■ **Your assignment**:
Pictures aside, restate the records below exactly as written.

(Excerpts from an interface dataset)
##########
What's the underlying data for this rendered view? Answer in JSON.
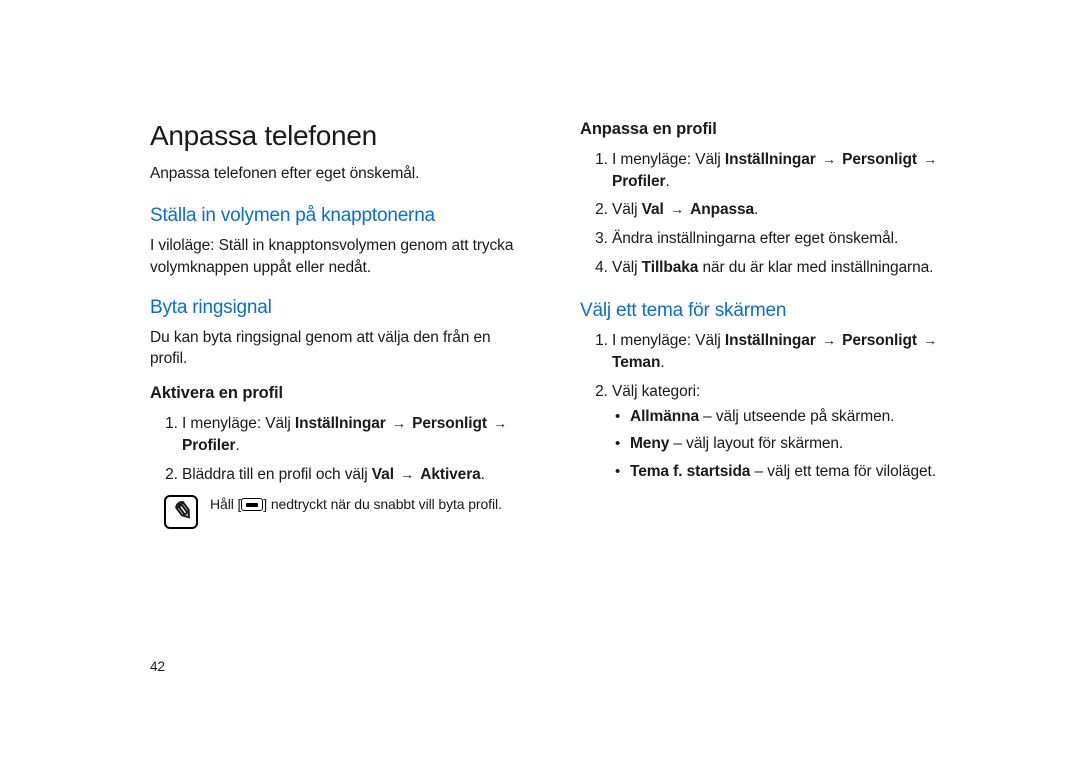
{
  "page_number": "42",
  "left": {
    "h1": "Anpassa telefonen",
    "caption": "Anpassa telefonen efter eget önskemål.",
    "s1_h": "Ställa in volymen på knapptonerna",
    "s1_b": "I viloläge: Ställ in knapptonsvolymen genom att trycka volymknappen uppåt eller nedåt.",
    "s2_h": "Byta ringsignal",
    "s2_b": "Du kan byta ringsignal genom att välja den från en profil.",
    "s2_sub": "Aktivera en profil",
    "ol1_1a": "I menyläge: Välj ",
    "ol1_1b": "Inställningar",
    "ol1_1c": "Personligt",
    "ol1_1d": "Profiler",
    "ol1_2a": "Bläddra till en profil och välj ",
    "ol1_2b": "Val",
    "ol1_2c": "Aktivera",
    "note_a": "Håll [",
    "note_b": "] nedtryckt när du snabbt vill byta profil."
  },
  "right": {
    "s3_sub": "Anpassa en profil",
    "ol2_1a": "I menyläge: Välj ",
    "ol2_1b": "Inställningar",
    "ol2_1c": "Personligt",
    "ol2_1d": "Profiler",
    "ol2_2a": "Välj ",
    "ol2_2b": "Val",
    "ol2_2c": "Anpassa",
    "ol2_3": "Ändra inställningarna efter eget önskemål.",
    "ol2_4a": "Välj ",
    "ol2_4b": "Tillbaka",
    "ol2_4c": " när du är klar med inställningarna.",
    "s4_h": "Välj ett tema för skärmen",
    "ol3_1a": "I menyläge: Välj ",
    "ol3_1b": "Inställningar",
    "ol3_1c": "Personligt",
    "ol3_1d": "Teman",
    "ol3_2": "Välj kategori:",
    "bul_1a": "Allmänna",
    "bul_1b": " – välj utseende på skärmen.",
    "bul_2a": "Meny",
    "bul_2b": " – välj layout för skärmen.",
    "bul_3a": "Tema f. startsida",
    "bul_3b": " – välj ett tema för viloläget."
  }
}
##########
■ **Written solution**:
What's the underlying data for this rendered view? Answer in JSON.
{
  "page_number": "42",
  "left": {
    "h1": "Anpassa telefonen",
    "caption": "Anpassa telefonen efter eget önskemål.",
    "s1_h": "Ställa in volymen på knapptonerna",
    "s1_b": "I viloläge: Ställ in knapptonsvolymen genom att trycka volymknappen uppåt eller nedåt.",
    "s2_h": "Byta ringsignal",
    "s2_b": "Du kan byta ringsignal genom att välja den från en profil.",
    "s2_sub": "Aktivera en profil",
    "ol1_1a": "I menyläge: Välj ",
    "ol1_1b": "Inställningar",
    "ol1_1c": "Personligt",
    "ol1_1d": "Profiler",
    "ol1_2a": "Bläddra till en profil och välj ",
    "ol1_2b": "Val",
    "ol1_2c": "Aktivera",
    "note_a": "Håll [",
    "note_b": "] nedtryckt när du snabbt vill byta profil."
  },
  "right": {
    "s3_sub": "Anpassa en profil",
    "ol2_1a": "I menyläge: Välj ",
    "ol2_1b": "Inställningar",
    "ol2_1c": "Personligt",
    "ol2_1d": "Profiler",
    "ol2_2a": "Välj ",
    "ol2_2b": "Val",
    "ol2_2c": "Anpassa",
    "ol2_3": "Ändra inställningarna efter eget önskemål.",
    "ol2_4a": "Välj ",
    "ol2_4b": "Tillbaka",
    "ol2_4c": " när du är klar med inställningarna.",
    "s4_h": "Välj ett tema för skärmen",
    "ol3_1a": "I menyläge: Välj ",
    "ol3_1b": "Inställningar",
    "ol3_1c": "Personligt",
    "ol3_1d": "Teman",
    "ol3_2": "Välj kategori:",
    "bul_1a": "Allmänna",
    "bul_1b": " – välj utseende på skärmen.",
    "bul_2a": "Meny",
    "bul_2b": " – välj layout för skärmen.",
    "bul_3a": "Tema f. startsida",
    "bul_3b": " – välj ett tema för viloläget."
  }
}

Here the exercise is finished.